In the records below, find each line containing the word "JSON" and copy it.

# DATA FOR THIS EXERCISE
* Start *

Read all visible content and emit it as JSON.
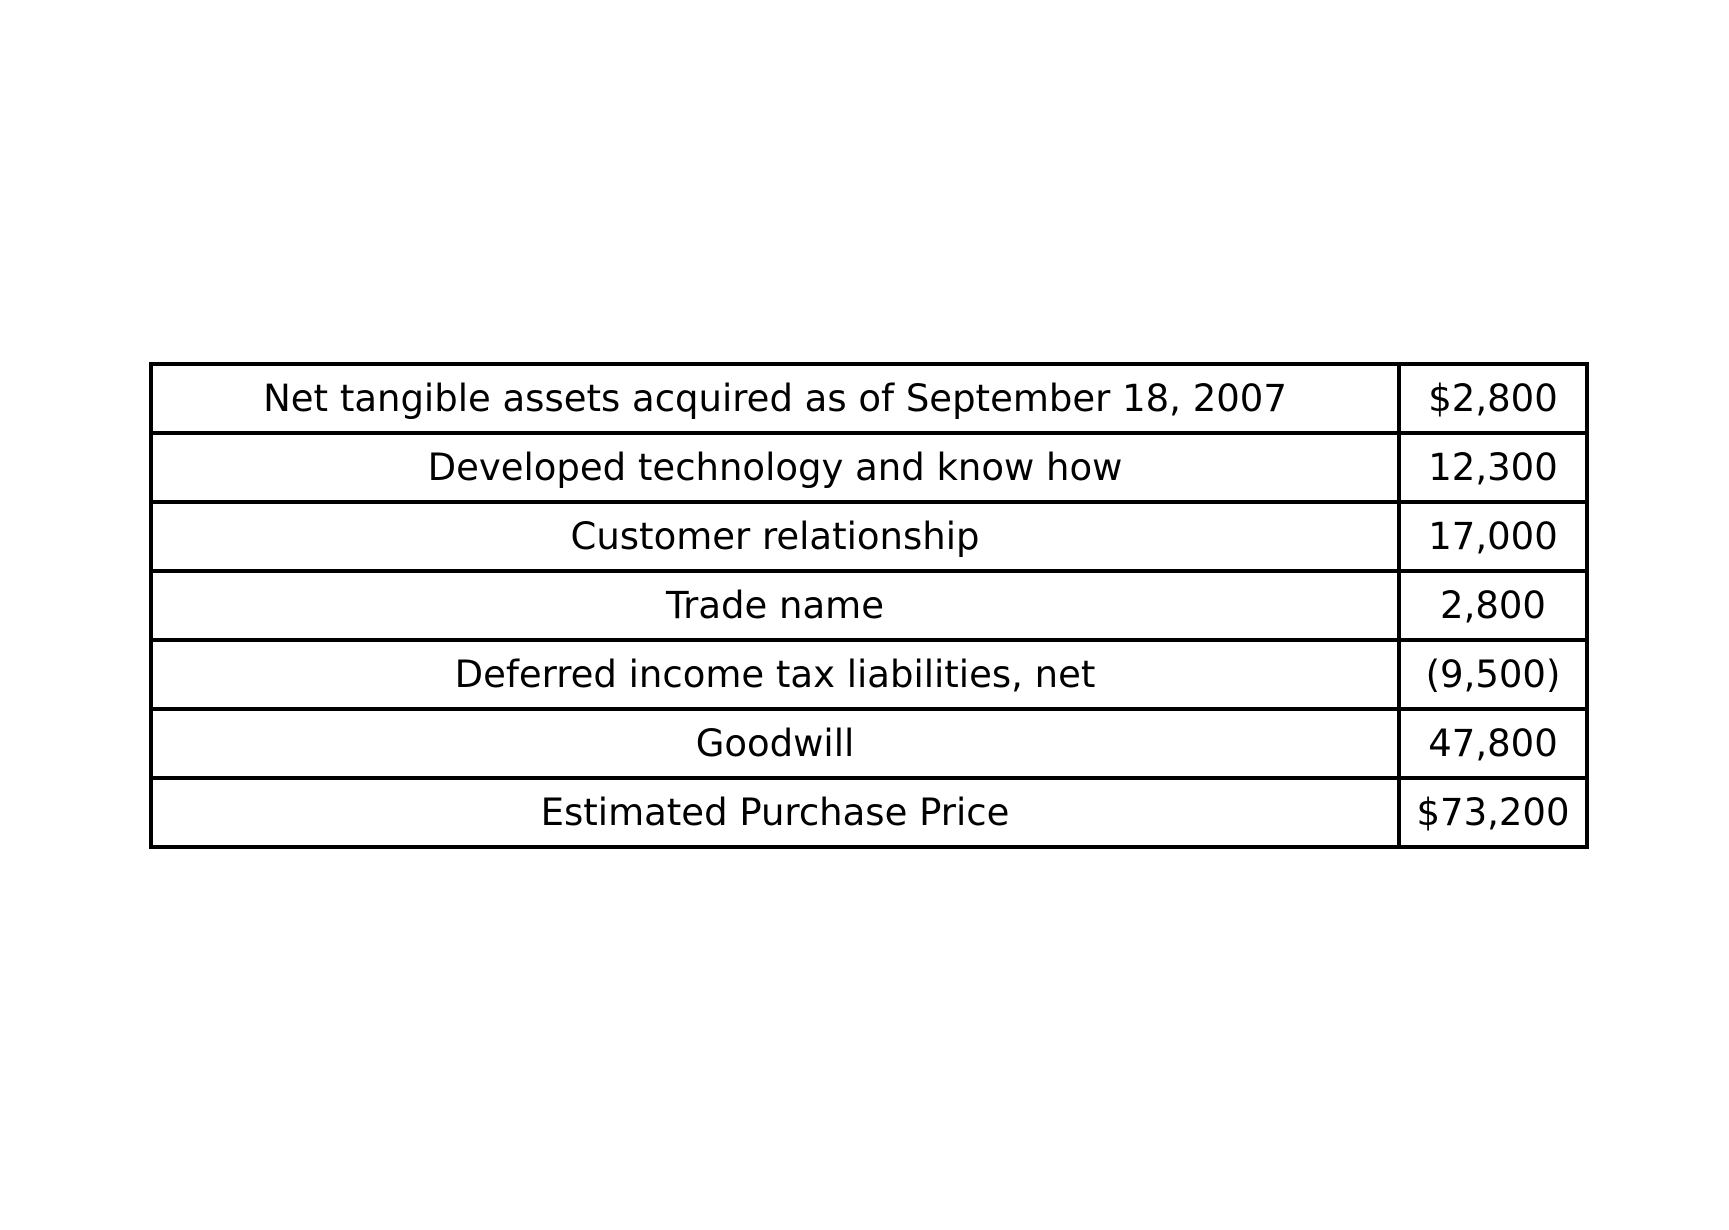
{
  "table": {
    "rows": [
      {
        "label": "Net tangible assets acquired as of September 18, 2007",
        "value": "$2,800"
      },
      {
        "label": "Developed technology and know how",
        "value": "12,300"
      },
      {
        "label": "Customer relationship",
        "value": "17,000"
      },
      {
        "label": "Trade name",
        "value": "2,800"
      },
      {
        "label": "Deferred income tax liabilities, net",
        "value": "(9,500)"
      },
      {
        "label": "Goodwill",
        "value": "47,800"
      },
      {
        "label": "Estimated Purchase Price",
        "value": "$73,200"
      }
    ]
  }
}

* End *
* Start *

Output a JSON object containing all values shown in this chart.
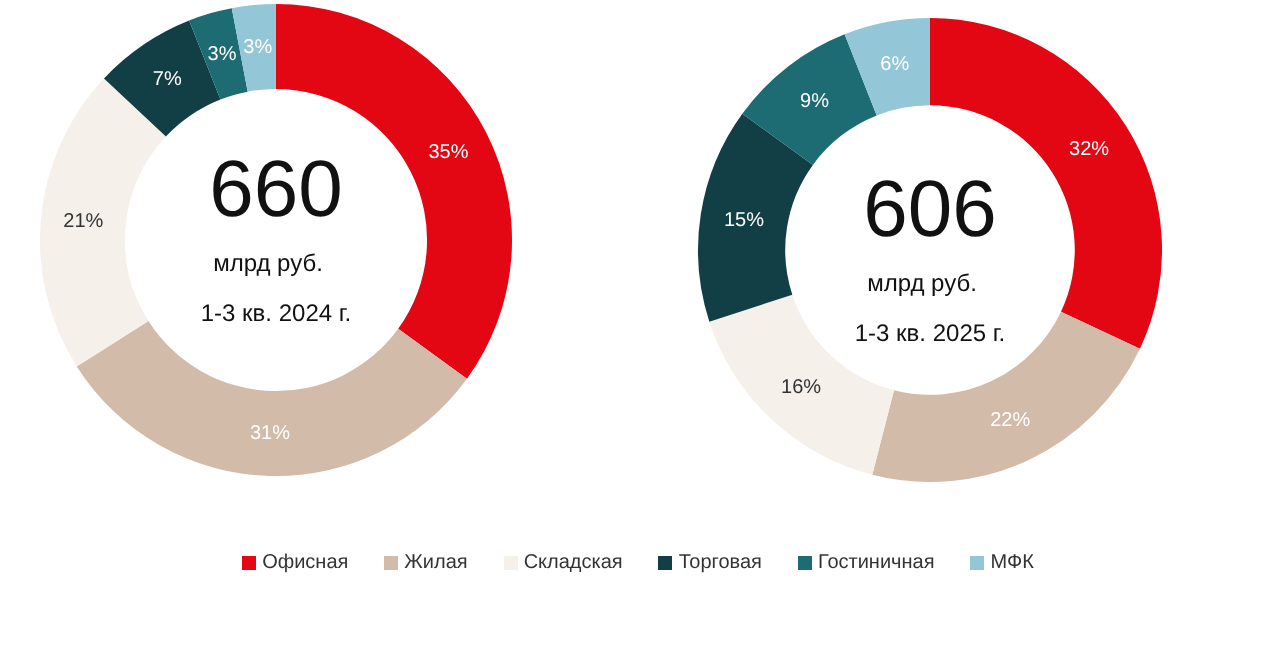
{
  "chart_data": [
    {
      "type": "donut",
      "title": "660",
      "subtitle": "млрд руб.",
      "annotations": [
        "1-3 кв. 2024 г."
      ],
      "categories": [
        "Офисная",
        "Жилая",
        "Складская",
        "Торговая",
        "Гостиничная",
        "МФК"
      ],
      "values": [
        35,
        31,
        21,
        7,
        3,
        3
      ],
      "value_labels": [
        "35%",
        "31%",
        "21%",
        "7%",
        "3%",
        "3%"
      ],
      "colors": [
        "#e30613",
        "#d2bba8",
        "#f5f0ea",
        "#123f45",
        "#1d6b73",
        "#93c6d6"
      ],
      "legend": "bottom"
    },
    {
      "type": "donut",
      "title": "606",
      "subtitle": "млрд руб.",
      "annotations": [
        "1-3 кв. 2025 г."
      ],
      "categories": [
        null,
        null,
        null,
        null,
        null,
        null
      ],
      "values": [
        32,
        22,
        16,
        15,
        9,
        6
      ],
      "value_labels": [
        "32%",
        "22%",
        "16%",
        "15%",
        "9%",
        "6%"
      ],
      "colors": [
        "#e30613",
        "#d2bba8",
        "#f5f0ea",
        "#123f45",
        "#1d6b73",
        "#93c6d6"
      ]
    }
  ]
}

* End *

# TASK RESPONSE
Read all visible content and emit it as JSON.
Output a JSON object containing all values shown in this chart.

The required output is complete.